BRIEF 1:
Using the book review below, answer each question on its own line, marked as shown.
(a) In which newspaper did a review complain about the archaic language in Divakaruni's new book?
(b) What does Divakaruni distill into an enjoyable beach-read for the average person?
(c) Who wrote the book review?
BRIEF 2:
Copy everything in the book review below from "The bottom line" down to "a good one.", swapping "mankind" for "humankind".

#### SOURCE EXTRACT ####

Reviewers often find fault with Indian historical fiction. For instance, Indu Sundaresan, author of the book “The Twentieth Wife,” about Nur Jahan, faced criticism with respect to the character development of her protagonist even though the author was constrained by the facts. A review in the Oregonian also complained about the archaic nature of the language in Divakaruni’s new book, but a reader familiar with Indian mythology would not notice it.

The bottom line though, is that Divakaruni is a seasoned storyteller. She distills the Mahabharata into an enjoyable beach-read for the average person – quite an accomplishment in itself. You clearly see the universality of human nature. If the Iraq war is any indication, it is obvious that mankind is still capable of being involved in a pointless war. People discover the folly of being lost in the material world of power and prestige in the Mahabharata, but the lessons have still not been absorbed by modern man. This book is a pretty good attempt to bring those lessons home, and who knows, maybe Divakaruni will succeed in spreading her message. At least it is a good one.

Reviewed by Lakshmi Jagannathan

Salman Rushdie Book Reading

Salman Rushdie Book Reading “Shalimar the Clown”

#### SUPPLIED ENTRIES ####

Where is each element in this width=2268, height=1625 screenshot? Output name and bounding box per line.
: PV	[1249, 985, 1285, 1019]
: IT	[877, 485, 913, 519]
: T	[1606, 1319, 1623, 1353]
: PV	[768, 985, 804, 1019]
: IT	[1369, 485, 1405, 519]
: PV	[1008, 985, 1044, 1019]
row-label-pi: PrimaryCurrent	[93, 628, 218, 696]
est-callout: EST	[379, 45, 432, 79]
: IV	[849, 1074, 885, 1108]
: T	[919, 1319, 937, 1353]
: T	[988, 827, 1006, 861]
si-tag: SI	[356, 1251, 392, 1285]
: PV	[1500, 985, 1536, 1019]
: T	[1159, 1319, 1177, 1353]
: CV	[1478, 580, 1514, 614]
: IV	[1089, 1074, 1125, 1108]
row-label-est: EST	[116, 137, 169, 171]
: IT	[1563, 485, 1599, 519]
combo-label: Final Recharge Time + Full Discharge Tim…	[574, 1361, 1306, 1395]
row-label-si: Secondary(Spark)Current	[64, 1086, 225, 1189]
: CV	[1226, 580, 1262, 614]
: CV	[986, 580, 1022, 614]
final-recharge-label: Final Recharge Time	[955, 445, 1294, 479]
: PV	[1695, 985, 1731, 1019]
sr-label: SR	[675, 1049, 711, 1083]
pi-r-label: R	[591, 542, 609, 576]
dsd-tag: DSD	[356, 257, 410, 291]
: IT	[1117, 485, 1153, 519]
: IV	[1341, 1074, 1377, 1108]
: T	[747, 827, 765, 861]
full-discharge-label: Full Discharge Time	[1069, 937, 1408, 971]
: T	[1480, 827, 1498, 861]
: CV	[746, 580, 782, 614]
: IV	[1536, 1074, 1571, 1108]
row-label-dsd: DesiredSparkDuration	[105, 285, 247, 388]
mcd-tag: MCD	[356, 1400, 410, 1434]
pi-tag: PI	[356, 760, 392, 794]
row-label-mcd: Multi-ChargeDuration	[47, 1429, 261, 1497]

####

TASK RESPONSE 1:
(a) The Oregonian
(b) The Mahabharata
(c) Lakshmi Jagannathan

TASK RESPONSE 2:
The bottom line though, is that Divakaruni is a seasoned storyteller. She distills the Mahabharata into an enjoyable beach-read for the average person – quite an accomplishment in itself. You clearly see the universality of human nature. If the Iraq war is any indication, it is obvious that humankind is still capable of being involved in a pointless war. People discover the folly of being lost in the material world of power and prestige in the Mahabharata, but the lessons have still not been absorbed by modern man. This book is a pretty good attempt to bring those lessons home, and who knows, maybe Divakaruni will succeed in spreading her message. At least it is a good one.